● **OBJECTIVE**
Restate the entries word for word, omitting nothing.

[Start EXTRACTED RECORDS]

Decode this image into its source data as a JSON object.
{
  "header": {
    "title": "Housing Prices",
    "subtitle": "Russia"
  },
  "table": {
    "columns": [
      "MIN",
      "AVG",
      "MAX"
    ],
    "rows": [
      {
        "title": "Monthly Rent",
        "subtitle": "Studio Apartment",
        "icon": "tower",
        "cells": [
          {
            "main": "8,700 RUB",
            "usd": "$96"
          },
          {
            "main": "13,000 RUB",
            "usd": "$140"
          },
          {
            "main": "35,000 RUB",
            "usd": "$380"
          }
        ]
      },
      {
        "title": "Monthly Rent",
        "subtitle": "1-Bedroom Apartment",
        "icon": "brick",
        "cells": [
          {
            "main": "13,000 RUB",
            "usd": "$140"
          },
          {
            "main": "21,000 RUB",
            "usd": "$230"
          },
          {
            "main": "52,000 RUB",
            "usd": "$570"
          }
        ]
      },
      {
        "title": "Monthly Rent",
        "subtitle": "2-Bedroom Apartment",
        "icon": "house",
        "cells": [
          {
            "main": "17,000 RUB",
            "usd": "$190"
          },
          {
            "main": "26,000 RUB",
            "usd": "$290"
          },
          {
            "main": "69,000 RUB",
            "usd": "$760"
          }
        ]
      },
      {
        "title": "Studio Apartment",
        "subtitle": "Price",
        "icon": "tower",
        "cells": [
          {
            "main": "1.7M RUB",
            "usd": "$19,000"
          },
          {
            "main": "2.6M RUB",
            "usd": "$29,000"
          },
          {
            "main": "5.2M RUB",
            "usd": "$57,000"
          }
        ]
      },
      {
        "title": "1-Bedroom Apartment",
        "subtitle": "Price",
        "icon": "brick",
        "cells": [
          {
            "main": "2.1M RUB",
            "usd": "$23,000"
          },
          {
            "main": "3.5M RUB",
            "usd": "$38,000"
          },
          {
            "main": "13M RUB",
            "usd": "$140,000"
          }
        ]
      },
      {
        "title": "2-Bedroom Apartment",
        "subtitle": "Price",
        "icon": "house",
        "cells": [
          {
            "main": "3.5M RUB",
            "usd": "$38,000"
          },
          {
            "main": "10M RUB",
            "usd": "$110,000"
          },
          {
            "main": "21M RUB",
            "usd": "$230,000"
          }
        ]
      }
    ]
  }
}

[End EXTRACTED RECORDS]

● **WRITTEN SOLUTION**
Decode this image into its source data as a JSON object.
{
  "header": {
    "title": "Housing Prices",
    "subtitle": "Russia"
  },
  "table": {
    "columns": [
      "MIN",
      "AVG",
      "MAX"
    ],
    "rows": [
      {
        "title": "Monthly Rent",
        "subtitle": "Studio Apartment",
        "icon": "tower",
        "cells": [
          {
            "main": "8,700 RUB",
            "usd": "$96"
          },
          {
            "main": "13,000 RUB",
            "usd": "$140"
          },
          {
            "main": "35,000 RUB",
            "usd": "$380"
          }
        ]
      },
      {
        "title": "Monthly Rent",
        "subtitle": "1-Bedroom Apartment",
        "icon": "brick",
        "cells": [
          {
            "main": "13,000 RUB",
            "usd": "$140"
          },
          {
            "main": "21,000 RUB",
            "usd": "$230"
          },
          {
            "main": "52,000 RUB",
            "usd": "$570"
          }
        ]
      },
      {
        "title": "Monthly Rent",
        "subtitle": "2-Bedroom Apartment",
        "icon": "house",
        "cells": [
          {
            "main": "17,000 RUB",
            "usd": "$190"
          },
          {
            "main": "26,000 RUB",
            "usd": "$290"
          },
          {
            "main": "69,000 RUB",
            "usd": "$760"
          }
        ]
      },
      {
        "title": "Studio Apartment",
        "subtitle": "Price",
        "icon": "tower",
        "cells": [
          {
            "main": "1.7M RUB",
            "usd": "$19,000"
          },
          {
            "main": "2.6M RUB",
            "usd": "$29,000"
          },
          {
            "main": "5.2M RUB",
            "usd": "$57,000"
          }
        ]
      },
      {
        "title": "1-Bedroom Apartment",
        "subtitle": "Price",
        "icon": "brick",
        "cells": [
          {
            "main": "2.1M RUB",
            "usd": "$23,000"
          },
          {
            "main": "3.5M RUB",
            "usd": "$38,000"
          },
          {
            "main": "13M RUB",
            "usd": "$140,000"
          }
        ]
      },
      {
        "title": "2-Bedroom Apartment",
        "subtitle": "Price",
        "icon": "house",
        "cells": [
          {
            "main": "3.5M RUB",
            "usd": "$38,000"
          },
          {
            "main": "10M RUB",
            "usd": "$110,000"
          },
          {
            "main": "21M RUB",
            "usd": "$230,000"
          }
        ]
      }
    ]
  }
}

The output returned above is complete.